[Dataset items]
□ □ □
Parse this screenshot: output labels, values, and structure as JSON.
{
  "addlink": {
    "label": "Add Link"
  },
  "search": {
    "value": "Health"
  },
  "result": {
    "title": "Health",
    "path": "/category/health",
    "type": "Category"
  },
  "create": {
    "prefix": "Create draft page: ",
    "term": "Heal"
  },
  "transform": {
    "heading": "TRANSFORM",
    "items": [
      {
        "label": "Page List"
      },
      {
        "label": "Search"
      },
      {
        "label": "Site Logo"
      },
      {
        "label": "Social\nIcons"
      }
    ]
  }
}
□ □ □
What to do: Reproduce the material above, every line of it, exactly.

Written reply:
Parse this screenshot: output labels, values, and structure as JSON.
{
  "addlink": {
    "label": "Add Link"
  },
  "search": {
    "value": "Health"
  },
  "result": {
    "title": "Health",
    "path": "/category/health",
    "type": "Category"
  },
  "create": {
    "prefix": "Create draft page: ",
    "term": "Heal"
  },
  "transform": {
    "heading": "TRANSFORM",
    "items": [
      {
        "label": "Page List"
      },
      {
        "label": "Search"
      },
      {
        "label": "Site Logo"
      },
      {
        "label": "Social\nIcons"
      }
    ]
  }
}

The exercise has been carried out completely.